⟨

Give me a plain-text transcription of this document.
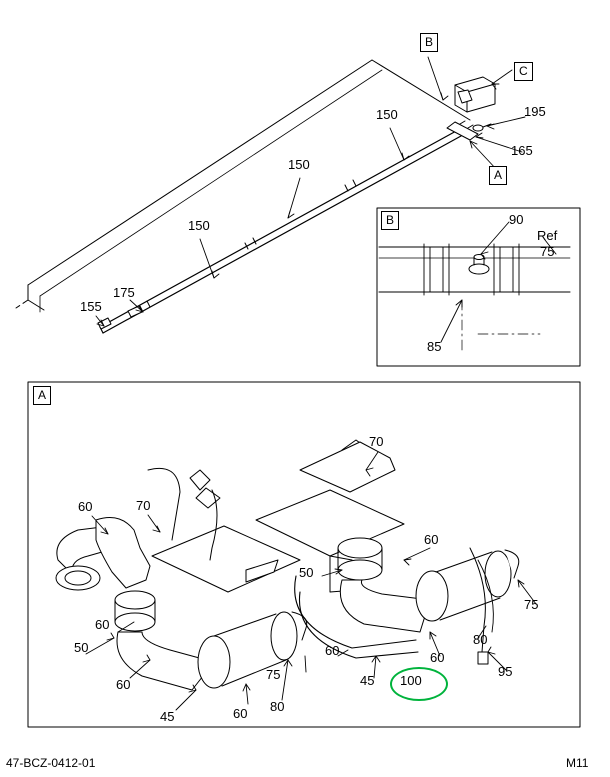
B
C
A
B
A
150
150
150
195
165
175
155
90
Ref
75
85
70
60	70
60
50
60
50
60
45	60 80
75
60
45 100
60
80
95
75
47-BCZ-0412-01	M11
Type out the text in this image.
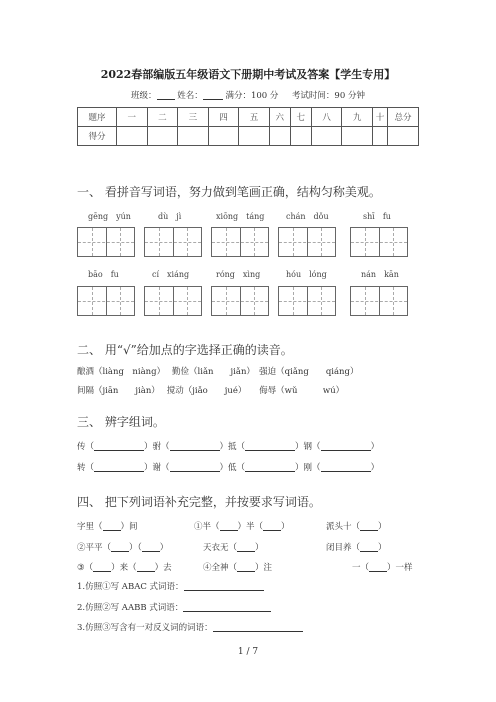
2022春部编版五年级语文下册期中考试及答案【学生专用】
班级： 姓名：	满分：100 分 考试时间：90 分钟
题序	一	二	三	四	五	六	七	八	九	十	总分
得分											
一、 看拼音写词语，努力做到笔画正确，结构匀称美观。
gēng　yún	dù　jì	xiōng　táng	chán　dǒu	shī　fu
bāo　fu	cí　xiáng	róng　xìng	hóu　lóng	nán　kān
二、 用“√”给加点的字选择正确的读音。
酿酒（liàng　niàng）　 勤俭（liǎn　　jiǎn）　强迫（qiǎng　　qiáng）
间隔（jiān　　jiàn）　 搅动（jiǎo　　jué）　　侮辱（wǔ　　　wú）
三、 辨字组词。
传（	）驸（	）抵（	）钢（	）
转（	）谢（	）低（	）刚（	）
四、 把下列词语补充完整，并按要求写词语。
字里（ ）间	①半（ ）半（ ）	派头十（ ）
②平平（ ）（ ）	天衣无（ ）	闭目养（ ）
③（ ）来（ ）去	④全神（ ）注	一（ ）一样
1.仿照①写 ABAC 式词语：
2.仿照②写 AABB 式词语：
3.仿照③写含有一对反义词的词语：
1 / 7
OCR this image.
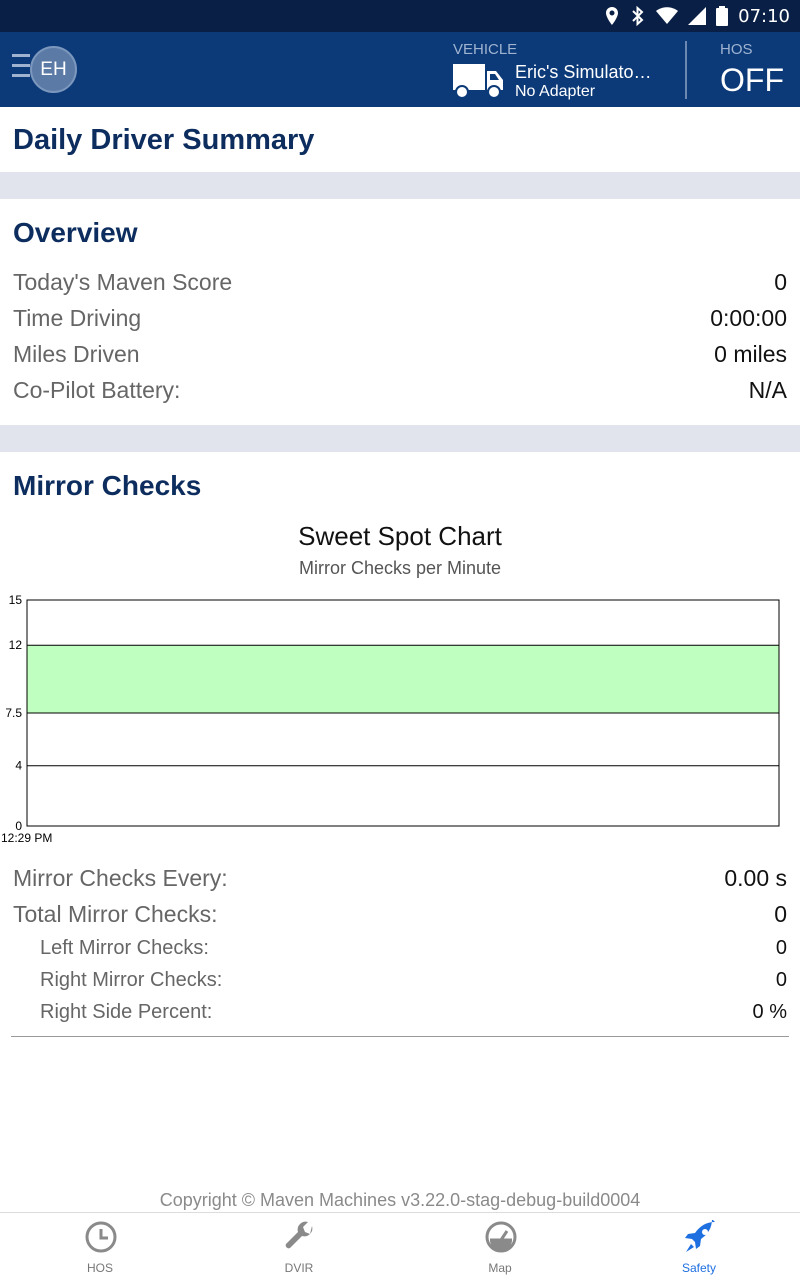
07:10
EH
VEHICLE
Eric's Simulato…
No Adapter
HOS
OFF
Daily Driver Summary
Overview
Today's Maven Score	0
Time Driving	0:00:00
Miles Driven	0 miles
Co-Pilot Battery:	N/A
Mirror Checks
Sweet Spot Chart
Mirror Checks per Minute
0
4
7.5
12
15
12:29 PM
Mirror Checks Every:	0.00 s
Total Mirror Checks:	0
Left Mirror Checks:	0
Right Mirror Checks:	0
Right Side Percent:	0 %
Copyright © Maven Machines v3.22.0-stag-debug-build0004
HOS	DVIR	Map	Safety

⟩

§ Task prompt:
Give every record back exactly as it reads, with no images.

§ Task result:
Give me a plain-text transcription of this document.
B
C
A
B
A
150
150
150
195
165
175
155
90
Ref
75
85
70
60	70
60
50
60
50
60
45	60 80
75
60
45 100
60
80
95
75
47-BCZ-0412-01	M11
Type out the text in this image.
2022春部编版五年级语文下册期中考试及答案【学生专用】
班级： 姓名：	满分：100 分 考试时间：90 分钟
题序	一	二	三	四	五	六	七	八	九	十	总分
得分											
一、 看拼音写词语，努力做到笔画正确，结构匀称美观。
gēng　yún	dù　jì	xiōng　táng	chán　dǒu	shī　fu
bāo　fu	cí　xiáng	róng　xìng	hóu　lóng	nán　kān
二、 用“√”给加点的字选择正确的读音。
酿酒（liàng　niàng）　 勤俭（liǎn　　jiǎn）　强迫（qiǎng　　qiáng）
间隔（jiān　　jiàn）　 搅动（jiǎo　　jué）　　侮辱（wǔ　　　wú）
三、 辨字组词。
传（	）驸（	）抵（	）钢（	）
转（	）谢（	）低（	）刚（	）
四、 把下列词语补充完整，并按要求写词语。
字里（ ）间	①半（ ）半（ ）	派头十（ ）
②平平（ ）（ ）	天衣无（ ）	闭目养（ ）
③（ ）来（ ）去	④全神（ ）注	一（ ）一样
1.仿照①写 ABAC 式词语：
2.仿照②写 AABB 式词语：
3.仿照③写含有一对反义词的词语：
1 / 7
OCR this image.
07:10
EH
VEHICLE
Eric's Simulato…
No Adapter
HOS
OFF
Daily Driver Summary
Overview
Today's Maven Score	0
Time Driving	0:00:00
Miles Driven	0 miles
Co-Pilot Battery:	N/A
Mirror Checks
Sweet Spot Chart
Mirror Checks per Minute
0
4
7.5
12
15
12:29 PM
Mirror Checks Every:	0.00 s
Total Mirror Checks:	0
Left Mirror Checks:	0
Right Mirror Checks:	0
Right Side Percent:	0 %
Copyright © Maven Machines v3.22.0-stag-debug-build0004
HOS	DVIR	Map	Safety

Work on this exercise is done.